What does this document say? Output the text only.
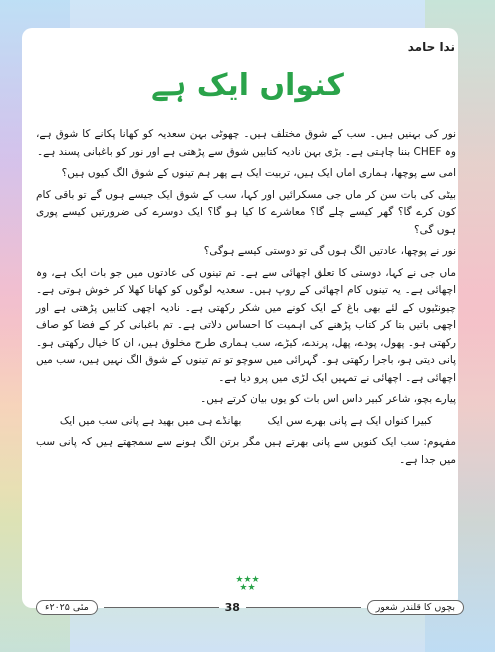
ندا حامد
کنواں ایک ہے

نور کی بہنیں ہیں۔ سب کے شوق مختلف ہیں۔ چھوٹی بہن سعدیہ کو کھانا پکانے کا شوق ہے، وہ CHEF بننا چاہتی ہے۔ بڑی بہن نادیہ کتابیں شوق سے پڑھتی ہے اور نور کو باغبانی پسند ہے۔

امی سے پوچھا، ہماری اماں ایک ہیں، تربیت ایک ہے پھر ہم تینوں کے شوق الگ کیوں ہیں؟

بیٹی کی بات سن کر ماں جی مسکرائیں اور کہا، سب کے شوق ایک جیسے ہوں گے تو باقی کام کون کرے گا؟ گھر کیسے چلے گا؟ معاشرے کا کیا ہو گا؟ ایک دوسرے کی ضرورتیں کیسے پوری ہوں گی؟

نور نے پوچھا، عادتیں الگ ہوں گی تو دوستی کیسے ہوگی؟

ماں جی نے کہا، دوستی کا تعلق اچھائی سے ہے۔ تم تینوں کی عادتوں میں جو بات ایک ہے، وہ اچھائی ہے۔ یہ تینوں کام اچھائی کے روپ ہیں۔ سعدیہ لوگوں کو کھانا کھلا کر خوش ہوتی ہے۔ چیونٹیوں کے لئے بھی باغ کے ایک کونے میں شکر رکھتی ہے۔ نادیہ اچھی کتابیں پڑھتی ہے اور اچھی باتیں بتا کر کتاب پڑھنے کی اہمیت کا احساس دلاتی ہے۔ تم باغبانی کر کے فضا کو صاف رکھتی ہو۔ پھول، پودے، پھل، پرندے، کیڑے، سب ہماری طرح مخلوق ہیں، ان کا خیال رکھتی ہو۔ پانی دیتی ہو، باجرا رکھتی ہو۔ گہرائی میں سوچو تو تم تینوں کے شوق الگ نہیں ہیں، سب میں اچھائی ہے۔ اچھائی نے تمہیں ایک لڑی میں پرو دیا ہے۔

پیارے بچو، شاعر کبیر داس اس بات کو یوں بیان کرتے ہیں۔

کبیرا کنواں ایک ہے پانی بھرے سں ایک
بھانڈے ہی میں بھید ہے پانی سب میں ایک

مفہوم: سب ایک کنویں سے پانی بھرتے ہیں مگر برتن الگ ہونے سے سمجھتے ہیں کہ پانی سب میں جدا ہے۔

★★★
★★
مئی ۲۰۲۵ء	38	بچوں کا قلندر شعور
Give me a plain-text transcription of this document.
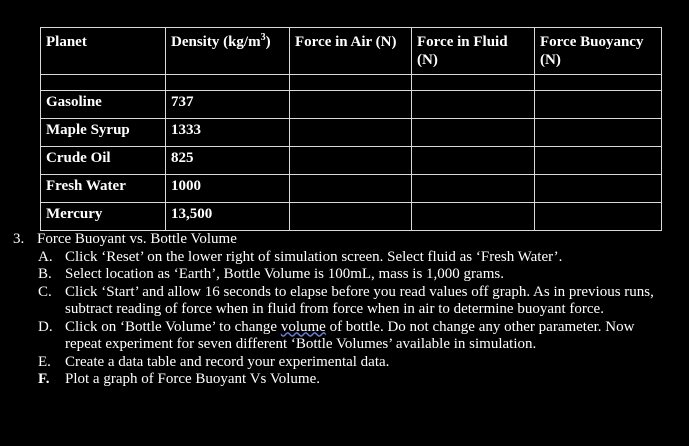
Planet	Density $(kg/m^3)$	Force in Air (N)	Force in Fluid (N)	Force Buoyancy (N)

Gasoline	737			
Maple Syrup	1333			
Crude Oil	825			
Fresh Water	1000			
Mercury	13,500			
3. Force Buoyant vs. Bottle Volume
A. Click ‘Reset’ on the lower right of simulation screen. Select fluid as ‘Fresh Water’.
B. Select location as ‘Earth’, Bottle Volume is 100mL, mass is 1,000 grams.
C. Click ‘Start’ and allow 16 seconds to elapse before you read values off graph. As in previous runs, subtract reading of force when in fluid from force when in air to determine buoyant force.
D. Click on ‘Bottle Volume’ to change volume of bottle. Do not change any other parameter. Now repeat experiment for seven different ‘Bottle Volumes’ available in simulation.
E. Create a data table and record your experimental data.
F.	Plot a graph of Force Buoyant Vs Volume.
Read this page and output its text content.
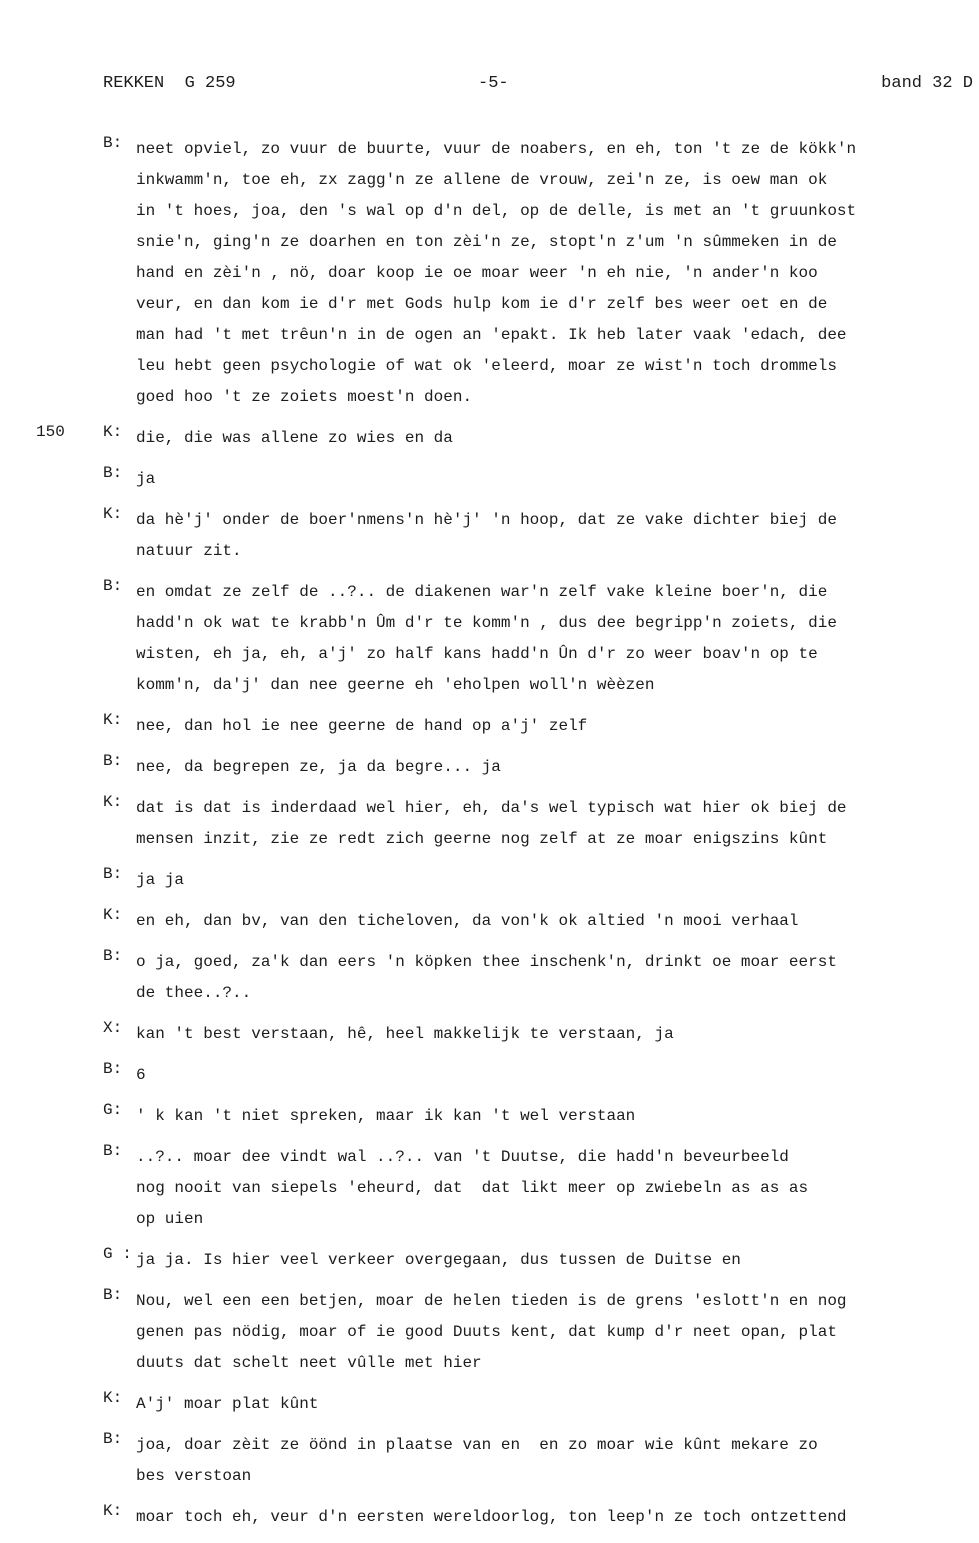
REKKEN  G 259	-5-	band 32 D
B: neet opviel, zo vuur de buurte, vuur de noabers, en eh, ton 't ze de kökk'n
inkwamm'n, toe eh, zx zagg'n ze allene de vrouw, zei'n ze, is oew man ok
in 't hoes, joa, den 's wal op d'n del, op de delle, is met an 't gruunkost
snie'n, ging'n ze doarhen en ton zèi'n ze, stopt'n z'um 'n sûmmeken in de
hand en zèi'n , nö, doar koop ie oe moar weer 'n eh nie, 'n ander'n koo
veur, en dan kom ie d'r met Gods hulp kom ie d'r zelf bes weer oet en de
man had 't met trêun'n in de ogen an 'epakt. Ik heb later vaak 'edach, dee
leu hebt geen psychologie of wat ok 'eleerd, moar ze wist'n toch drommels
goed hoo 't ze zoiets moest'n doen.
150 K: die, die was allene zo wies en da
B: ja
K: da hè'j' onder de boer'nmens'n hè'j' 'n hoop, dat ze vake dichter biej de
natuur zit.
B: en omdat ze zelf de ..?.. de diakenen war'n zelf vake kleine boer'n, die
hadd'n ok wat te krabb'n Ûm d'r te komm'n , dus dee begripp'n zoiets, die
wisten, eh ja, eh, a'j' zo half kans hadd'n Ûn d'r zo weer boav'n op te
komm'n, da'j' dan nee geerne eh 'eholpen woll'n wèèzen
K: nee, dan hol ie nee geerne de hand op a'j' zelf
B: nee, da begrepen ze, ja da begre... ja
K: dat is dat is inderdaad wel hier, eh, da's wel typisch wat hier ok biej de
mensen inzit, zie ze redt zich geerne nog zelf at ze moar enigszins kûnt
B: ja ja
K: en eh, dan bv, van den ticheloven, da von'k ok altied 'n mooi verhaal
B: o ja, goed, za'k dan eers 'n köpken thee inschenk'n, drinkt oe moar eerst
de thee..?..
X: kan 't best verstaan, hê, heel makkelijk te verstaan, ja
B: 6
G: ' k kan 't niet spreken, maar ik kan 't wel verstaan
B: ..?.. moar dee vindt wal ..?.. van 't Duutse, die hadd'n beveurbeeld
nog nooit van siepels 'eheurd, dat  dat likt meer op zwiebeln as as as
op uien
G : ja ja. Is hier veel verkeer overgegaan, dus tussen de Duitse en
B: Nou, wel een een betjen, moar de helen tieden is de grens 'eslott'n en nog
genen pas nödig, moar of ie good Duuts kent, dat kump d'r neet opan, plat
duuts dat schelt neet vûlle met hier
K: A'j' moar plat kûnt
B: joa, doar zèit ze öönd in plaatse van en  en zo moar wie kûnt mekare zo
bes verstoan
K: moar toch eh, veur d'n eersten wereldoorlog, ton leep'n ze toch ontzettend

########

Description of the task
All the records above need to be given again word for word. Skip the pictures.

Written answer
What does this document say? Output the text only.
ندا حامد
کنواں ایک ہے

نور کی بہنیں ہیں۔ سب کے شوق مختلف ہیں۔ چھوٹی بہن سعدیہ کو کھانا پکانے کا شوق ہے، وہ CHEF بننا چاہتی ہے۔ بڑی بہن نادیہ کتابیں شوق سے پڑھتی ہے اور نور کو باغبانی پسند ہے۔

امی سے پوچھا، ہماری اماں ایک ہیں، تربیت ایک ہے پھر ہم تینوں کے شوق الگ کیوں ہیں؟

بیٹی کی بات سن کر ماں جی مسکرائیں اور کہا، سب کے شوق ایک جیسے ہوں گے تو باقی کام کون کرے گا؟ گھر کیسے چلے گا؟ معاشرے کا کیا ہو گا؟ ایک دوسرے کی ضرورتیں کیسے پوری ہوں گی؟

نور نے پوچھا، عادتیں الگ ہوں گی تو دوستی کیسے ہوگی؟

ماں جی نے کہا، دوستی کا تعلق اچھائی سے ہے۔ تم تینوں کی عادتوں میں جو بات ایک ہے، وہ اچھائی ہے۔ یہ تینوں کام اچھائی کے روپ ہیں۔ سعدیہ لوگوں کو کھانا کھلا کر خوش ہوتی ہے۔ چیونٹیوں کے لئے بھی باغ کے ایک کونے میں شکر رکھتی ہے۔ نادیہ اچھی کتابیں پڑھتی ہے اور اچھی باتیں بتا کر کتاب پڑھنے کی اہمیت کا احساس دلاتی ہے۔ تم باغبانی کر کے فضا کو صاف رکھتی ہو۔ پھول، پودے، پھل، پرندے، کیڑے، سب ہماری طرح مخلوق ہیں، ان کا خیال رکھتی ہو۔ پانی دیتی ہو، باجرا رکھتی ہو۔ گہرائی میں سوچو تو تم تینوں کے شوق الگ نہیں ہیں، سب میں اچھائی ہے۔ اچھائی نے تمہیں ایک لڑی میں پرو دیا ہے۔

پیارے بچو، شاعر کبیر داس اس بات کو یوں بیان کرتے ہیں۔

کبیرا کنواں ایک ہے پانی بھرے سں ایک
بھانڈے ہی میں بھید ہے پانی سب میں ایک

مفہوم: سب ایک کنویں سے پانی بھرتے ہیں مگر برتن الگ ہونے سے سمجھتے ہیں کہ پانی سب میں جدا ہے۔

★★★
★★
مئی ۲۰۲۵ء	38	بچوں کا قلندر شعور
Give me a plain-text transcription of this document.
Planet	Density $(kg/m^3)$	Force in Air (N)	Force in Fluid (N)	Force Buoyancy (N)

Gasoline	737			
Maple Syrup	1333			
Crude Oil	825			
Fresh Water	1000			
Mercury	13,500			
3. Force Buoyant vs. Bottle Volume
A. Click ‘Reset’ on the lower right of simulation screen. Select fluid as ‘Fresh Water’.
B. Select location as ‘Earth’, Bottle Volume is 100mL, mass is 1,000 grams.
C. Click ‘Start’ and allow 16 seconds to elapse before you read values off graph. As in previous runs, subtract reading of force when in fluid from force when in air to determine buoyant force.
D. Click on ‘Bottle Volume’ to change volume of bottle. Do not change any other parameter. Now repeat experiment for seven different ‘Bottle Volumes’ available in simulation.
E. Create a data table and record your experimental data.
F.	Plot a graph of Force Buoyant Vs Volume.
Read this page and output its text content.
REKKEN  G 259	-5-	band 32 D
B: neet opviel, zo vuur de buurte, vuur de noabers, en eh, ton 't ze de kökk'n
inkwamm'n, toe eh, zx zagg'n ze allene de vrouw, zei'n ze, is oew man ok
in 't hoes, joa, den 's wal op d'n del, op de delle, is met an 't gruunkost
snie'n, ging'n ze doarhen en ton zèi'n ze, stopt'n z'um 'n sûmmeken in de
hand en zèi'n , nö, doar koop ie oe moar weer 'n eh nie, 'n ander'n koo
veur, en dan kom ie d'r met Gods hulp kom ie d'r zelf bes weer oet en de
man had 't met trêun'n in de ogen an 'epakt. Ik heb later vaak 'edach, dee
leu hebt geen psychologie of wat ok 'eleerd, moar ze wist'n toch drommels
goed hoo 't ze zoiets moest'n doen.
150 K: die, die was allene zo wies en da
B: ja
K: da hè'j' onder de boer'nmens'n hè'j' 'n hoop, dat ze vake dichter biej de
natuur zit.
B: en omdat ze zelf de ..?.. de diakenen war'n zelf vake kleine boer'n, die
hadd'n ok wat te krabb'n Ûm d'r te komm'n , dus dee begripp'n zoiets, die
wisten, eh ja, eh, a'j' zo half kans hadd'n Ûn d'r zo weer boav'n op te
komm'n, da'j' dan nee geerne eh 'eholpen woll'n wèèzen
K: nee, dan hol ie nee geerne de hand op a'j' zelf
B: nee, da begrepen ze, ja da begre... ja
K: dat is dat is inderdaad wel hier, eh, da's wel typisch wat hier ok biej de
mensen inzit, zie ze redt zich geerne nog zelf at ze moar enigszins kûnt
B: ja ja
K: en eh, dan bv, van den ticheloven, da von'k ok altied 'n mooi verhaal
B: o ja, goed, za'k dan eers 'n köpken thee inschenk'n, drinkt oe moar eerst
de thee..?..
X: kan 't best verstaan, hê, heel makkelijk te verstaan, ja
B: 6
G: ' k kan 't niet spreken, maar ik kan 't wel verstaan
B: ..?.. moar dee vindt wal ..?.. van 't Duutse, die hadd'n beveurbeeld
nog nooit van siepels 'eheurd, dat  dat likt meer op zwiebeln as as as
op uien
G : ja ja. Is hier veel verkeer overgegaan, dus tussen de Duitse en
B: Nou, wel een een betjen, moar de helen tieden is de grens 'eslott'n en nog
genen pas nödig, moar of ie good Duuts kent, dat kump d'r neet opan, plat
duuts dat schelt neet vûlle met hier
K: A'j' moar plat kûnt
B: joa, doar zèit ze öönd in plaatse van en  en zo moar wie kûnt mekare zo
bes verstoan
K: moar toch eh, veur d'n eersten wereldoorlog, ton leep'n ze toch ontzettend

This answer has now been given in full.